Check each line of the data for "edificio" and select those that have it.

# # # # #

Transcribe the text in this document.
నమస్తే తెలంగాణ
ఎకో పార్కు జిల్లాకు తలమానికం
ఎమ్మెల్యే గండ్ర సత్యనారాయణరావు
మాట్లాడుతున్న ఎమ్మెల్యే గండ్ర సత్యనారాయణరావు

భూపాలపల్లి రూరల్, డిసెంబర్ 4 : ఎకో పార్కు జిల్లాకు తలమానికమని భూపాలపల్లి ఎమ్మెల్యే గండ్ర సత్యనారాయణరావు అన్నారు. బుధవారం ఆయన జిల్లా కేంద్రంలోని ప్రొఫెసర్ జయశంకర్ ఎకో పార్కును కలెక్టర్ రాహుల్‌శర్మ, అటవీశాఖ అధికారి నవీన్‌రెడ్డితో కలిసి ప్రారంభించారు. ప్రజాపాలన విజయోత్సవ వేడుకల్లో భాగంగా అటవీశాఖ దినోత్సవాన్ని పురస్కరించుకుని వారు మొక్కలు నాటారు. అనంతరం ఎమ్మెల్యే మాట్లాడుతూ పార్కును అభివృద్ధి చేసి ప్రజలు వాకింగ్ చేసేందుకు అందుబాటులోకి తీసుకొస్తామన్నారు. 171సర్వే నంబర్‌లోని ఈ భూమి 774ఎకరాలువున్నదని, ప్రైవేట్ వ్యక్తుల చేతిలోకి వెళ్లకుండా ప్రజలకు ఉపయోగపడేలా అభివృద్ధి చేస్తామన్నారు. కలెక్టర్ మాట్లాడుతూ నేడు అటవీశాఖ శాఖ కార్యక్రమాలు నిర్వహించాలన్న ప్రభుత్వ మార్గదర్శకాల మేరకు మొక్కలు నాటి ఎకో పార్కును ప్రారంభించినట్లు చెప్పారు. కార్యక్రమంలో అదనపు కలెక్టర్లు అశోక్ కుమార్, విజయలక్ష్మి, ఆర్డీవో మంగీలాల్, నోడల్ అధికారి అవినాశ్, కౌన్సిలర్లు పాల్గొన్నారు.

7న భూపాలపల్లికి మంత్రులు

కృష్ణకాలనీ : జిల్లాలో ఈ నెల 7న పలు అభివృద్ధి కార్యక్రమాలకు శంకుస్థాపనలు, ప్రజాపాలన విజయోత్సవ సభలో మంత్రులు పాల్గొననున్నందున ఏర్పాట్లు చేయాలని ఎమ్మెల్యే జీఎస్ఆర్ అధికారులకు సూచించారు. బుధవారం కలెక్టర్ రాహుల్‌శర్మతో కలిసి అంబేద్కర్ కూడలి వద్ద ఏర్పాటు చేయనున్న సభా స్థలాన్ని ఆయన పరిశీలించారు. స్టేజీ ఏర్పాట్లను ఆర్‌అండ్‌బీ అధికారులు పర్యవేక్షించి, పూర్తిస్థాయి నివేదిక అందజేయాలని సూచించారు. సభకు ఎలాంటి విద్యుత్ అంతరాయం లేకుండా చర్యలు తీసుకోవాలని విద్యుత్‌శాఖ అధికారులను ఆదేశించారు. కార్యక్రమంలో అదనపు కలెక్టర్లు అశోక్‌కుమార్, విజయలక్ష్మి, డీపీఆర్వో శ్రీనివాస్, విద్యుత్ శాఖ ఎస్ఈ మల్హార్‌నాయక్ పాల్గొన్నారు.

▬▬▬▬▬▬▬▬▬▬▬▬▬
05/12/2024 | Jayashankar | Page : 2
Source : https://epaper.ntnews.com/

# # # # #

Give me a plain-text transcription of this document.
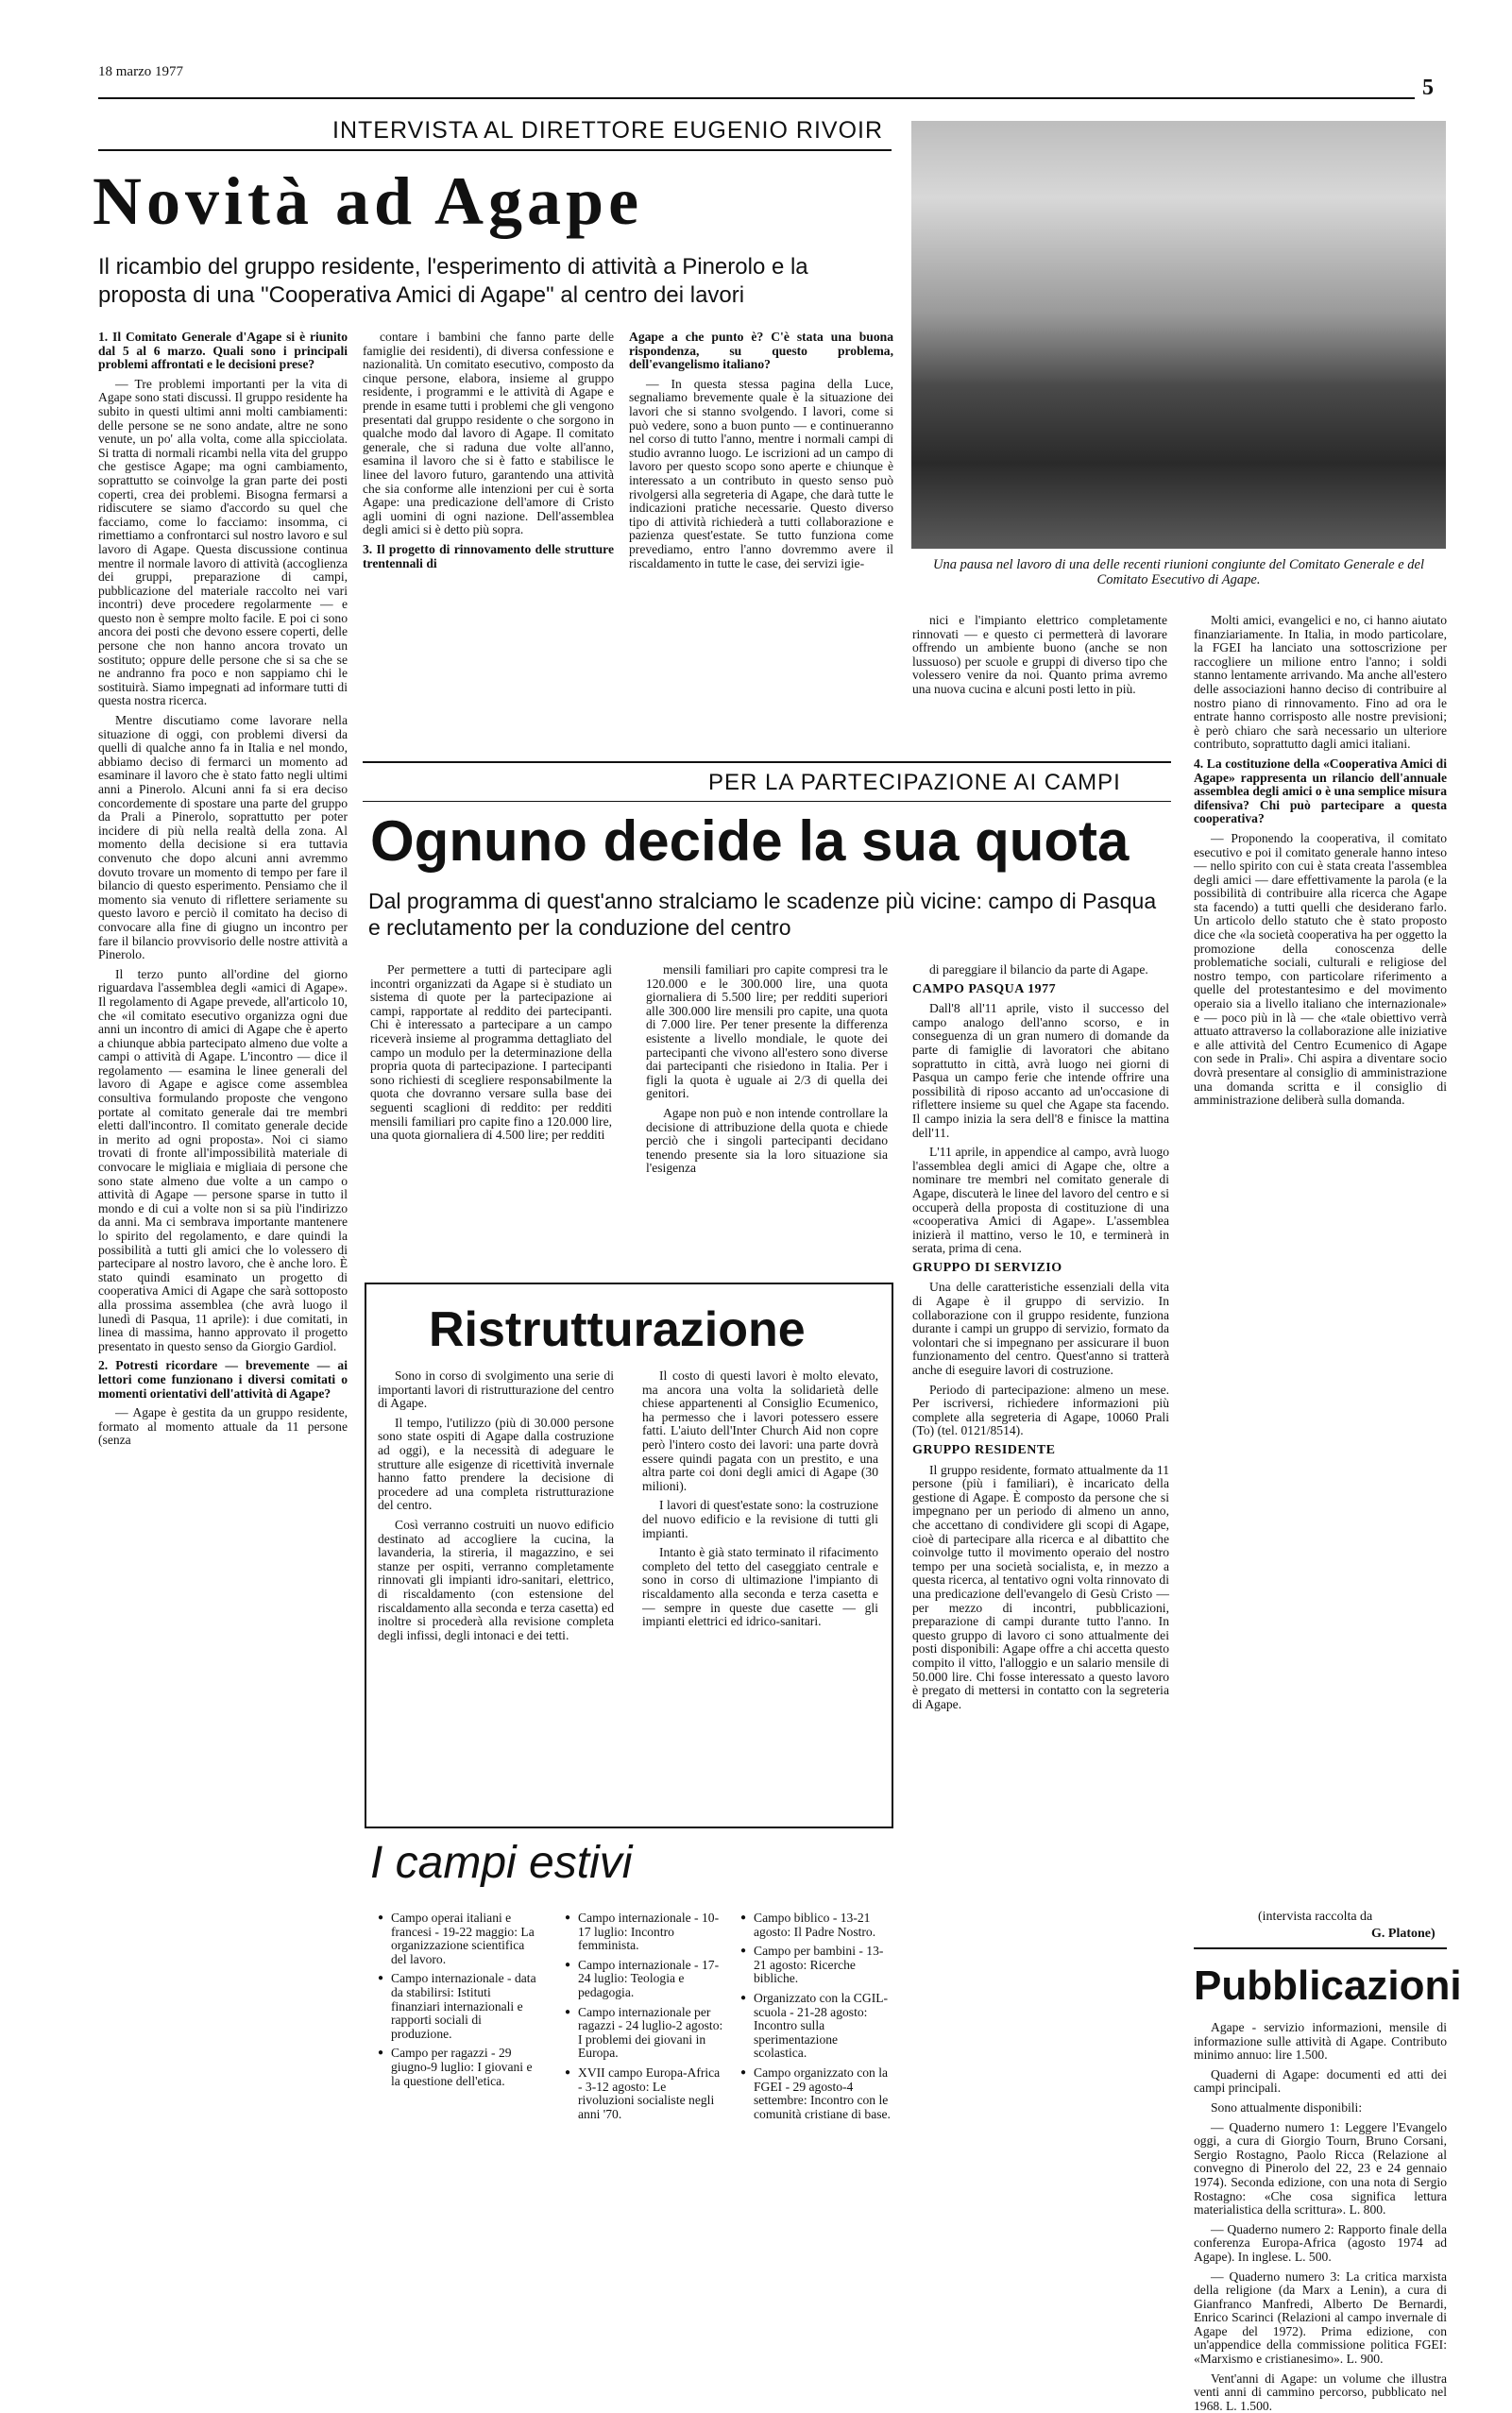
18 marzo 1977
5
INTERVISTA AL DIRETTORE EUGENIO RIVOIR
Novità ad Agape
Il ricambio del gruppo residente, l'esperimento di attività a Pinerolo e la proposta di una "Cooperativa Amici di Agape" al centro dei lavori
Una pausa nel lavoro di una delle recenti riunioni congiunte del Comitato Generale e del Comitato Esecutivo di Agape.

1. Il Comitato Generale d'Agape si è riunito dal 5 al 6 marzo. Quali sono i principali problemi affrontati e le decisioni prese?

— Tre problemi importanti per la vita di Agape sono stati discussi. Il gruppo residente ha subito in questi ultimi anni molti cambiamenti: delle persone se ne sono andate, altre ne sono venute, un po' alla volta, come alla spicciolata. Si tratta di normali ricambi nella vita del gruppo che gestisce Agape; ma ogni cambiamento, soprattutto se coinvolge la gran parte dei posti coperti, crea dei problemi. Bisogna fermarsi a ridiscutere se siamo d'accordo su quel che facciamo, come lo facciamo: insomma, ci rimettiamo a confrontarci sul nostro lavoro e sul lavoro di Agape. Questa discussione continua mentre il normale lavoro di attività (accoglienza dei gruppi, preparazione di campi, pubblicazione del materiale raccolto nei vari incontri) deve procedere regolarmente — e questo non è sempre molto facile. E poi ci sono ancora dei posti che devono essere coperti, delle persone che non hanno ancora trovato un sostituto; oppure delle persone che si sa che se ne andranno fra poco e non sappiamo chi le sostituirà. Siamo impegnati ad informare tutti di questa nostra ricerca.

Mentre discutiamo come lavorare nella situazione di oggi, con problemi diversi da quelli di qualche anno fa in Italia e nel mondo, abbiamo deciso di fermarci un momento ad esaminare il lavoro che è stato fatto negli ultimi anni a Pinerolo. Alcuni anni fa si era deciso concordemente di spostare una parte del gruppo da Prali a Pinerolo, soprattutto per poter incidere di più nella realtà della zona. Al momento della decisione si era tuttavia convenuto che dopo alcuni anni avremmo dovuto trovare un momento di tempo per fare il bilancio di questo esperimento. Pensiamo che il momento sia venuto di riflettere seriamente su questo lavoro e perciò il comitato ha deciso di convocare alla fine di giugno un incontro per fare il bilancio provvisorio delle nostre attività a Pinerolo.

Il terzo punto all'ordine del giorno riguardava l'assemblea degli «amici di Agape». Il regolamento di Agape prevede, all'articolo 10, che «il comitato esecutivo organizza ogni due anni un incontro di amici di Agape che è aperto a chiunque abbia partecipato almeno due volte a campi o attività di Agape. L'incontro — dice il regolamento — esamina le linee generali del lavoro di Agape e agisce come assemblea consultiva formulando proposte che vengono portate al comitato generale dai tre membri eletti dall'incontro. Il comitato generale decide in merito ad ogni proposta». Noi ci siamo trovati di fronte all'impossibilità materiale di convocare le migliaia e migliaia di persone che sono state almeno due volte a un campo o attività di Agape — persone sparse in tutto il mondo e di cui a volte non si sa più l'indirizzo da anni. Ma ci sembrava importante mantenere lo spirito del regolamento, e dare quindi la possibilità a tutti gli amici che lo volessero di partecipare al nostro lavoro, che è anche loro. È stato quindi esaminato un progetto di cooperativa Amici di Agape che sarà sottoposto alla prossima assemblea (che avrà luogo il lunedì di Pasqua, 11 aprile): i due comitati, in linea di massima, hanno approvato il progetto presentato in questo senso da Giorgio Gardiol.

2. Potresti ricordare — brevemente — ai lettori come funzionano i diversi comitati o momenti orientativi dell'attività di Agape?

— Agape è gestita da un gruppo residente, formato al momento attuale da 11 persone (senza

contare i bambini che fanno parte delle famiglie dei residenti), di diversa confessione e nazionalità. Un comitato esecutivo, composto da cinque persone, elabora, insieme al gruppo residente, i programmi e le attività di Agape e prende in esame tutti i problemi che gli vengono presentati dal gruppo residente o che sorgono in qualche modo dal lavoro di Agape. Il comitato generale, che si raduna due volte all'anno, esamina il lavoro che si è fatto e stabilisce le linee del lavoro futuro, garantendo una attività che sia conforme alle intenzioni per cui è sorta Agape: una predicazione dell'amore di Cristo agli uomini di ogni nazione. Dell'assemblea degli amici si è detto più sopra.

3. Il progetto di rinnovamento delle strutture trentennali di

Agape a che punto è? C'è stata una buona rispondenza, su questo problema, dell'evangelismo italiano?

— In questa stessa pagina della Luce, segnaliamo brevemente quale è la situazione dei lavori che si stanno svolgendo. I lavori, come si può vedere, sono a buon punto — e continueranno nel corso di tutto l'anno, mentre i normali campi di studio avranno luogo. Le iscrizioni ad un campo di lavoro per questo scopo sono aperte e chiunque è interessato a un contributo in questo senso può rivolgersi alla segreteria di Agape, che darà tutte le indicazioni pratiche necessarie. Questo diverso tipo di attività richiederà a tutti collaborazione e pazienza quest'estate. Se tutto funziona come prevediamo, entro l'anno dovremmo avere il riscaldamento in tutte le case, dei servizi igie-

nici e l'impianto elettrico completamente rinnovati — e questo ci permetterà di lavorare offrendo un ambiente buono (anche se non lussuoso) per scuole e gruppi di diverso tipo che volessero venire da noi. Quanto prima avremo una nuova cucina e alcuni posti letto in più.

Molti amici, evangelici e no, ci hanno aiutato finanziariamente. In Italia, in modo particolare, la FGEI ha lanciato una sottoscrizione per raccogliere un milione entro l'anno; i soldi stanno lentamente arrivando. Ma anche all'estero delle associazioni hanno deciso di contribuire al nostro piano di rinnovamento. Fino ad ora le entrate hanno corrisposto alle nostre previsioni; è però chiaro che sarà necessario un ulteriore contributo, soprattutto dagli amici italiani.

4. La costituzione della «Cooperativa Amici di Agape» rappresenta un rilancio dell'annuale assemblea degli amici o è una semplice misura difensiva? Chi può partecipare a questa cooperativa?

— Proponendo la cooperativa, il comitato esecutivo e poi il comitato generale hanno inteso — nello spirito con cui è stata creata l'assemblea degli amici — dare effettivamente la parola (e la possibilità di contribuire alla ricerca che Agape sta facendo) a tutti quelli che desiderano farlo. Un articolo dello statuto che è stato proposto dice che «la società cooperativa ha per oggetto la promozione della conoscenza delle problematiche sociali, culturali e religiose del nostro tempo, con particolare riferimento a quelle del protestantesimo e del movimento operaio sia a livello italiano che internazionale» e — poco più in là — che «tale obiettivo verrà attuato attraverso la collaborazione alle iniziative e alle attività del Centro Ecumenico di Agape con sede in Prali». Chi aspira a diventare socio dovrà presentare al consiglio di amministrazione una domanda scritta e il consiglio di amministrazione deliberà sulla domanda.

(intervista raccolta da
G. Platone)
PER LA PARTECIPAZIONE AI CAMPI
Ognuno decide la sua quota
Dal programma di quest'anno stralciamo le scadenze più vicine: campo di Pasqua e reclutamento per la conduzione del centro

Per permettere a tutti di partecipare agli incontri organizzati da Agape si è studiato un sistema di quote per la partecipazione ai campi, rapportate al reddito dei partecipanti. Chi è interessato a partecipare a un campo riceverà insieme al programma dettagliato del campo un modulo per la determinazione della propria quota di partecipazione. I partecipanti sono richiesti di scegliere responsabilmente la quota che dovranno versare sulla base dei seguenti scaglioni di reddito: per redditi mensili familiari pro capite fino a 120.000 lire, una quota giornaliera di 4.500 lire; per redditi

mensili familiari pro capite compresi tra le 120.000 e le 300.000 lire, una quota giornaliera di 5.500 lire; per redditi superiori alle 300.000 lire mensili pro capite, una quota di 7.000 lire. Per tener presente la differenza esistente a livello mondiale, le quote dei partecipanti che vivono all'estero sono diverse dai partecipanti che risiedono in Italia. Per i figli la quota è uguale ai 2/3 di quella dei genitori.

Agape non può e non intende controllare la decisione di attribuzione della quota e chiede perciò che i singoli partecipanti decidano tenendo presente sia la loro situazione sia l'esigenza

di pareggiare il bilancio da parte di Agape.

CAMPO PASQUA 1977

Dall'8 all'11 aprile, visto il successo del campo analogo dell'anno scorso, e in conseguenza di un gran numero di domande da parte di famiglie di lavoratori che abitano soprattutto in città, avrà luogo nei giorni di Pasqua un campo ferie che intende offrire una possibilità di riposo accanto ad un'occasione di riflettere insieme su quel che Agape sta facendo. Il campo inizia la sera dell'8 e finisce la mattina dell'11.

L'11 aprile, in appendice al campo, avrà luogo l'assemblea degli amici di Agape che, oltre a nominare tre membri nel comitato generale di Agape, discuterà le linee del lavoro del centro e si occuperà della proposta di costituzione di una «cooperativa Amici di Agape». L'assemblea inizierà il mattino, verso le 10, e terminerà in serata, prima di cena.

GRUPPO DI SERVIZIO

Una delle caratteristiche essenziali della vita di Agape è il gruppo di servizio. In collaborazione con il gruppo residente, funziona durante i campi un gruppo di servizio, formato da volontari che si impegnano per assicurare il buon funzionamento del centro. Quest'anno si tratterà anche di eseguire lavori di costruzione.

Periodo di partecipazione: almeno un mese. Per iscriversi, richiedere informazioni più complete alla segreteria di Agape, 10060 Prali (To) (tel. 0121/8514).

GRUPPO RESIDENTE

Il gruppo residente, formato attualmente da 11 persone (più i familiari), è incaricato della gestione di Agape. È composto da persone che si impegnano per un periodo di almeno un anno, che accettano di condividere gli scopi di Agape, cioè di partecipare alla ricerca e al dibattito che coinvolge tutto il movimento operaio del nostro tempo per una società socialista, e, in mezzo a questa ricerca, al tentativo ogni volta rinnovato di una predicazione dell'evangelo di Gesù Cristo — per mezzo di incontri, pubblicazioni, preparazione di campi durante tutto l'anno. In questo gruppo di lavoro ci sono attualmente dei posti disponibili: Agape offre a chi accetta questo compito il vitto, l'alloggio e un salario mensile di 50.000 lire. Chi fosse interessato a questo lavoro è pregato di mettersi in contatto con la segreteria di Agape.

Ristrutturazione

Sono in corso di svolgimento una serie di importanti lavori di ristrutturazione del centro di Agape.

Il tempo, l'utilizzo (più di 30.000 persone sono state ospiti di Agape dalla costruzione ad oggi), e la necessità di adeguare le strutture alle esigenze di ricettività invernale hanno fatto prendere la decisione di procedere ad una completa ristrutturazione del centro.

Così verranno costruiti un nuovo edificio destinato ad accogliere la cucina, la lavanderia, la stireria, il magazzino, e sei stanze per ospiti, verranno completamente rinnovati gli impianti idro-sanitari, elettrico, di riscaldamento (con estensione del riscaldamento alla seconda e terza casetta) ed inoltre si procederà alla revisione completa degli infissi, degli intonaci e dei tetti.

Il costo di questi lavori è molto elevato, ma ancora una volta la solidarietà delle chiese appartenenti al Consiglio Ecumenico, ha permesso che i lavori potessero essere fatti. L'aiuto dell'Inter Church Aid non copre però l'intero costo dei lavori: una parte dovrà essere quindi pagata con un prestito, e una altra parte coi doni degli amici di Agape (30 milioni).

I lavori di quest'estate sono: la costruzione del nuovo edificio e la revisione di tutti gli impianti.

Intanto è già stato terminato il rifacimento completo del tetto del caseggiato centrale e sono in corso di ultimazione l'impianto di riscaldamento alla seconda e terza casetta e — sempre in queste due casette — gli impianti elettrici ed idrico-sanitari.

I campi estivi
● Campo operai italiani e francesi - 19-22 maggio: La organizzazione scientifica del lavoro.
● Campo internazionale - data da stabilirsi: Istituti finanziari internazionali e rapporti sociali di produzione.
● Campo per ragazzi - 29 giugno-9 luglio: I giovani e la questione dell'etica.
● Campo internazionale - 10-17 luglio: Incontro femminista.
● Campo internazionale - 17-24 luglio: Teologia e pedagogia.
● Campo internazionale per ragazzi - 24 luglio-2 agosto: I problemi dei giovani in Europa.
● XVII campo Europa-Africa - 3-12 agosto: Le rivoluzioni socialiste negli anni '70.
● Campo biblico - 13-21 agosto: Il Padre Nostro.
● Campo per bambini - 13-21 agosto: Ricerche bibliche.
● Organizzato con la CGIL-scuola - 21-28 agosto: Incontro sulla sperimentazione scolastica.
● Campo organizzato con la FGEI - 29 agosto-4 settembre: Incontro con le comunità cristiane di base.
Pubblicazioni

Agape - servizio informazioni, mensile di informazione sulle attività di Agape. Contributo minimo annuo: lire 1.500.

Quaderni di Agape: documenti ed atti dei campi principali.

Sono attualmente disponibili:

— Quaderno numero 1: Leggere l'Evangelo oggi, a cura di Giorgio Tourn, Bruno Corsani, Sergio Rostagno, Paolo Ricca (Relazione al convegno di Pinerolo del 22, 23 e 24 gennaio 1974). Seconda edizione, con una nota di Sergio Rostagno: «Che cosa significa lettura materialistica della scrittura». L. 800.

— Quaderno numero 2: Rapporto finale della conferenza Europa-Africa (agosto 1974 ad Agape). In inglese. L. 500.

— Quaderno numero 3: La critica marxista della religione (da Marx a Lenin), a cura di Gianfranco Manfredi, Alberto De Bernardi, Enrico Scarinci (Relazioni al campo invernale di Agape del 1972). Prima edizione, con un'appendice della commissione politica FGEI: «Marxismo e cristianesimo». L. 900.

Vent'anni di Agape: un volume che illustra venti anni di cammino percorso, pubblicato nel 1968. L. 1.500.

# # # # #

• TASK OUTPUT
Così verranno costruiti un nuovo edificio destinato ad accogliere la cucina, la lavanderia, la stireria, il magazzino, e sei stanze per ospiti, verranno completamente rinnovati gli impianti idro-sanitari, elettrico, di riscaldamento (con estensione del riscaldamento alla seconda e terza casetta) ed inoltre si procederà alla revisione completa degli infissi, degli intonaci e dei tetti.
I lavori di quest'estate sono: la costruzione del nuovo edificio e la revisione di tutti gli impianti.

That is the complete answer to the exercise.